:: GIVEN ENTRIES
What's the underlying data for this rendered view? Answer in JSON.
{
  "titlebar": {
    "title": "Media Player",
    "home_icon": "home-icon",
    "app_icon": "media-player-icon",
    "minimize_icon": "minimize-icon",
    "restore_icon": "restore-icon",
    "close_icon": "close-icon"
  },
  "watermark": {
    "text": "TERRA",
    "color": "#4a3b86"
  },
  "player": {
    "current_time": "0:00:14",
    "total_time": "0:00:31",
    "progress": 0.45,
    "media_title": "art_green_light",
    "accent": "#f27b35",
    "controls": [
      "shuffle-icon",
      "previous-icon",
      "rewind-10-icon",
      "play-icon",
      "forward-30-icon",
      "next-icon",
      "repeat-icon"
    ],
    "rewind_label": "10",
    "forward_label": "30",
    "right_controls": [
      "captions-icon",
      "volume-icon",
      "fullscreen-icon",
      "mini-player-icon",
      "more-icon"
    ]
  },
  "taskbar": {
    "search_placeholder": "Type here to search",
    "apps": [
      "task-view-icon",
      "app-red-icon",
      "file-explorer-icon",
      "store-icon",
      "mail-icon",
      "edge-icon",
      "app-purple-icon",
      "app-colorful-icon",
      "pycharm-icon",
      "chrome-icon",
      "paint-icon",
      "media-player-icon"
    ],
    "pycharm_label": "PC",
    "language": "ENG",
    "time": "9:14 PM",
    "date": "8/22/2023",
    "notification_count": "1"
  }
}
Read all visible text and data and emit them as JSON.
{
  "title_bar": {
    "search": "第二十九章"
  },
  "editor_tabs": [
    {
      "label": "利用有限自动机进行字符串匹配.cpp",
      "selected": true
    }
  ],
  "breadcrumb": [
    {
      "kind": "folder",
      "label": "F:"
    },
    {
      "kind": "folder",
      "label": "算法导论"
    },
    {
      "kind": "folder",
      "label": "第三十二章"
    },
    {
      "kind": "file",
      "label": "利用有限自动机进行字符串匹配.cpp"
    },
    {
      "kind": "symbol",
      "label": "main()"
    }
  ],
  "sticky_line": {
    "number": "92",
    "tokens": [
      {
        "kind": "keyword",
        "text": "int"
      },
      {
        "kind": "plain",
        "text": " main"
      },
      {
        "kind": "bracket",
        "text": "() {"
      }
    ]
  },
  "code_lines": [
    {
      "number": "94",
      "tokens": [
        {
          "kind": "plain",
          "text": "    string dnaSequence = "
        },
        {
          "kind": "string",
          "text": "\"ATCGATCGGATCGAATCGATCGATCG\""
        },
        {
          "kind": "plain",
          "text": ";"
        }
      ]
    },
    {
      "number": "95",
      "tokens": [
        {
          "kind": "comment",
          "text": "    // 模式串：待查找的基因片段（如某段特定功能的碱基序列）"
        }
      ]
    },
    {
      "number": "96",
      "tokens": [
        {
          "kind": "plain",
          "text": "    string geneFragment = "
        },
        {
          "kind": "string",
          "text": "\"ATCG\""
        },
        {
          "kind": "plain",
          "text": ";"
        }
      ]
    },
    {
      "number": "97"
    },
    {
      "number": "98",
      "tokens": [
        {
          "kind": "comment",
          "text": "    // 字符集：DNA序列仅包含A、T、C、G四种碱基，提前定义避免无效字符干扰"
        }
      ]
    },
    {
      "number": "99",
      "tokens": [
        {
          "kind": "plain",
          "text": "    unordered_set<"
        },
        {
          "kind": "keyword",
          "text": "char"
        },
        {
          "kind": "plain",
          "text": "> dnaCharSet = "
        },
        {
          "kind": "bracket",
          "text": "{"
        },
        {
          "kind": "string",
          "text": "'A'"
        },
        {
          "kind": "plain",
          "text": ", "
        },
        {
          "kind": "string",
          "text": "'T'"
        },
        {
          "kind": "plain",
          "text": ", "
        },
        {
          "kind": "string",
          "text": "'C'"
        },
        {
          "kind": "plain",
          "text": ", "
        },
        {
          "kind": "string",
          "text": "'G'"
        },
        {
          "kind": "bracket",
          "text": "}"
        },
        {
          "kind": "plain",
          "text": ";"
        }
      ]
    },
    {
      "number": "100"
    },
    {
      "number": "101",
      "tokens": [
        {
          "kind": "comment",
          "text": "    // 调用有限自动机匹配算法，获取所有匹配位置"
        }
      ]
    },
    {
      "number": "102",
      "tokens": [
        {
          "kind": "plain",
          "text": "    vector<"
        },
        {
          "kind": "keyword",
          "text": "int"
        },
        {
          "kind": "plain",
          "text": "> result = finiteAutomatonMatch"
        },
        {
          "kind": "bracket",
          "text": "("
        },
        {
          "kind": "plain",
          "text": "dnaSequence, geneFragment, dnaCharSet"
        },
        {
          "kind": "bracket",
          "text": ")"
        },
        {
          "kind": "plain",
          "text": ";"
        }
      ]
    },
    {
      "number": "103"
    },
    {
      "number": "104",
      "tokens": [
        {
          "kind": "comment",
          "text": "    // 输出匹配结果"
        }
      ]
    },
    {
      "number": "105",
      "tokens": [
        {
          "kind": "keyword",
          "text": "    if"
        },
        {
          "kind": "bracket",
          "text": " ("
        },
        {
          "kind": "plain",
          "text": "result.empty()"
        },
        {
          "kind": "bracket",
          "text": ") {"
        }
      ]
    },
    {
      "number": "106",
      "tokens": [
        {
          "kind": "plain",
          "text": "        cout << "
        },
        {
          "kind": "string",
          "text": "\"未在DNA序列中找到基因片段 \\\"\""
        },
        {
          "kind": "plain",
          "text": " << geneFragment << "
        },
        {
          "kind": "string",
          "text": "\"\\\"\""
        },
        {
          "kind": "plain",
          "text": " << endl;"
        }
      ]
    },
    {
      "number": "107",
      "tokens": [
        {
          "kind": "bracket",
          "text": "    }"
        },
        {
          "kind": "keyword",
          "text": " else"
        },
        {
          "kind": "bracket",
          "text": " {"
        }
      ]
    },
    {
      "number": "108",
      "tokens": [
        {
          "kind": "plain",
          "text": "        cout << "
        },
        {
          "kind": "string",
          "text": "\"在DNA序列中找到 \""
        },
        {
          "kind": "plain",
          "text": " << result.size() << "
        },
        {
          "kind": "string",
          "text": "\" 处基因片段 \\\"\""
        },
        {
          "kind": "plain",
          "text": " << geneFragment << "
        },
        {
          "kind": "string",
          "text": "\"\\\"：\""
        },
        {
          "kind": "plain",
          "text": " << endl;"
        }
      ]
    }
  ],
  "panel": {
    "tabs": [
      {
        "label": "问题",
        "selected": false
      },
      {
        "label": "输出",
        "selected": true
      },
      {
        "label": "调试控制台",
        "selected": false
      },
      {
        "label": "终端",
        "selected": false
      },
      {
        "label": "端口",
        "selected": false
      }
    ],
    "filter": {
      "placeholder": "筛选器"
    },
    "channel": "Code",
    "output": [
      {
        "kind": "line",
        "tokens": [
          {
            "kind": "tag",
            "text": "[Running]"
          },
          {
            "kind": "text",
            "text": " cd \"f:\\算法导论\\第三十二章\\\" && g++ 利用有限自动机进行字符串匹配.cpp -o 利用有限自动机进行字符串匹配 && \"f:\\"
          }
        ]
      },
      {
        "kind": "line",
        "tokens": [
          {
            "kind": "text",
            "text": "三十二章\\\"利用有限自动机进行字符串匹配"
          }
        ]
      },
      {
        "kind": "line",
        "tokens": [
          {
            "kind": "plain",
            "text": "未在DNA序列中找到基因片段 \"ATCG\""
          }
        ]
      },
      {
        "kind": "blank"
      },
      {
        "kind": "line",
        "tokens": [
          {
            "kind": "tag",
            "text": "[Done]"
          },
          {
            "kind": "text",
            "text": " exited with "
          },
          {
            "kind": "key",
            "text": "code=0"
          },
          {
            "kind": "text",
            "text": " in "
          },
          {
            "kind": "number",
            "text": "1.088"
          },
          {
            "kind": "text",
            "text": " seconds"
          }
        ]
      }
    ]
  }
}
::::
GIVEN EXERCISE
Find the word "算法导论" in the entries, and copy every line it shows up in.

RESPONSE
      "label": "算法导论"
            "text": " cd \"f:\\算法导论\\第三十二章\\\" && g++ 利用有限自动机进行字符串匹配.cpp -o 利用有限自动机进行字符串匹配 && \"f:\\"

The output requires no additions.